→ YOUR INSTRUCTIONS:
Each entry below is to be written out exactly, and the pictures are to be left out.

Extracted data entries
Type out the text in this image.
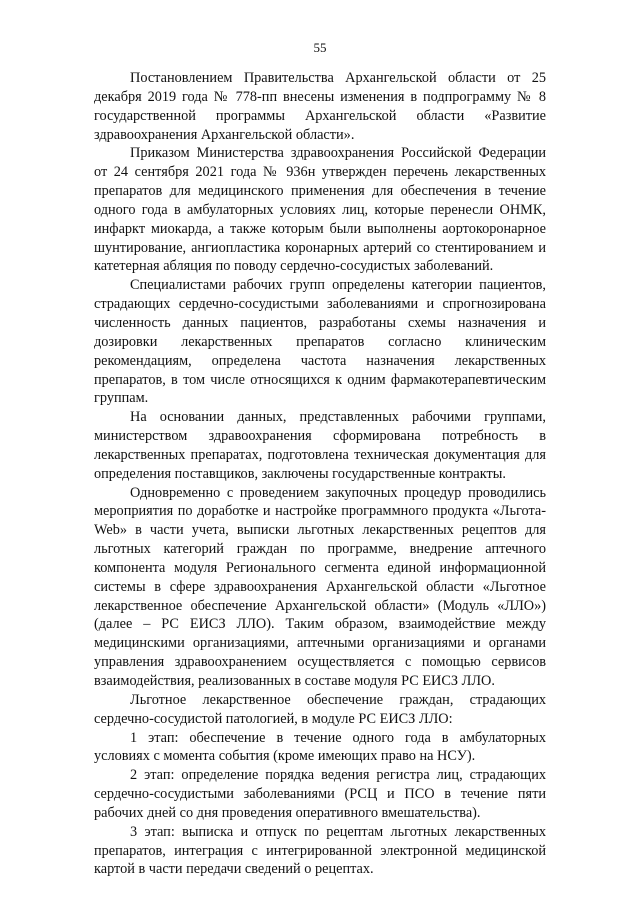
55

Постановлением Правительства Архангельской области от 25 декабря 2019 года № 778-пп внесены изменения в подпрограмму № 8 государственной программы Архангельской области «Развитие здравоохранения Архангельской области».

Приказом Министерства здравоохранения Российской Федерации от 24 сентября 2021 года № 936н утвержден перечень лекарственных препаратов для медицинского применения для обеспечения в течение одного года в амбулаторных условиях лиц, которые перенесли ОНМК, инфаркт миокарда, а также которым были выполнены аортокоронарное шунтирование, ангиопластика коронарных артерий со стентированием и катетерная абляция по поводу сердечно-сосудистых заболеваний.

Специалистами рабочих групп определены категории пациентов, страдающих сердечно-сосудистыми заболеваниями и спрогнозирована численность данных пациентов, разработаны схемы назначения и дозировки лекарственных препаратов согласно клиническим рекомендациям, определена частота назначения лекарственных препаратов, в том числе относящихся к одним фармакотерапевтическим группам.

На основании данных, представленных рабочими группами, министерством здравоохранения сформирована потребность в лекарственных препаратах, подготовлена техническая документация для определения поставщиков, заключены государственные контракты.

Одновременно с проведением закупочных процедур проводились мероприятия по доработке и настройке программного продукта «Льгота-Web» в части учета, выписки льготных лекарственных рецептов для льготных категорий граждан по программе, внедрение аптечного компонента модуля Регионального сегмента единой информационной системы в сфере здравоохранения Архангельской области «Льготное лекарственное обеспечение Архангельской области» (Модуль «ЛЛО») (далее – РС ЕИСЗ ЛЛО). Таким образом, взаимодействие между медицинскими организациями, аптечными организациями и органами управления здравоохранением осуществляется с помощью сервисов взаимодействия, реализованных в составе модуля РС ЕИСЗ ЛЛО.

Льготное лекарственное обеспечение граждан, страдающих сердечно-сосудистой патологией, в модуле РС ЕИСЗ ЛЛО:

1 этап: обеспечение в течение одного года в амбулаторных условиях с момента события (кроме имеющих право на НСУ).

2 этап: определение порядка ведения регистра лиц, страдающих сердечно-сосудистыми заболеваниями (РСЦ и ПСО в течение пяти рабочих дней со дня проведения оперативного вмешательства).

3 этап: выписка и отпуск по рецептам льготных лекарственных препаратов, интеграция с интегрированной электронной медицинской картой в части передачи сведений о рецептах.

→ OUTPUT BELOW:
Type out the text in this image.
55

Постановлением Правительства Архангельской области от 25 декабря 2019 года № 778-пп внесены изменения в подпрограмму № 8 государственной программы Архангельской области «Развитие здравоохранения Архангельской области».

Приказом Министерства здравоохранения Российской Федерации от 24 сентября 2021 года № 936н утвержден перечень лекарственных препаратов для медицинского применения для обеспечения в течение одного года в амбулаторных условиях лиц, которые перенесли ОНМК, инфаркт миокарда, а также которым были выполнены аортокоронарное шунтирование, ангиопластика коронарных артерий со стентированием и катетерная абляция по поводу сердечно-сосудистых заболеваний.

Специалистами рабочих групп определены категории пациентов, страдающих сердечно-сосудистыми заболеваниями и спрогнозирована численность данных пациентов, разработаны схемы назначения и дозировки лекарственных препаратов согласно клиническим рекомендациям, определена частота назначения лекарственных препаратов, в том числе относящихся к одним фармакотерапевтическим группам.

На основании данных, представленных рабочими группами, министерством здравоохранения сформирована потребность в лекарственных препаратах, подготовлена техническая документация для определения поставщиков, заключены государственные контракты.

Одновременно с проведением закупочных процедур проводились мероприятия по доработке и настройке программного продукта «Льгота-Web» в части учета, выписки льготных лекарственных рецептов для льготных категорий граждан по программе, внедрение аптечного компонента модуля Регионального сегмента единой информационной системы в сфере здравоохранения Архангельской области «Льготное лекарственное обеспечение Архангельской области» (Модуль «ЛЛО») (далее – РС ЕИСЗ ЛЛО). Таким образом, взаимодействие между медицинскими организациями, аптечными организациями и органами управления здравоохранением осуществляется с помощью сервисов взаимодействия, реализованных в составе модуля РС ЕИСЗ ЛЛО.

Льготное лекарственное обеспечение граждан, страдающих сердечно-сосудистой патологией, в модуле РС ЕИСЗ ЛЛО:

1 этап: обеспечение в течение одного года в амбулаторных условиях с момента события (кроме имеющих право на НСУ).

2 этап: определение порядка ведения регистра лиц, страдающих сердечно-сосудистыми заболеваниями (РСЦ и ПСО в течение пяти рабочих дней со дня проведения оперативного вмешательства).

3 этап: выписка и отпуск по рецептам льготных лекарственных препаратов, интеграция с интегрированной электронной медицинской картой в части передачи сведений о рецептах.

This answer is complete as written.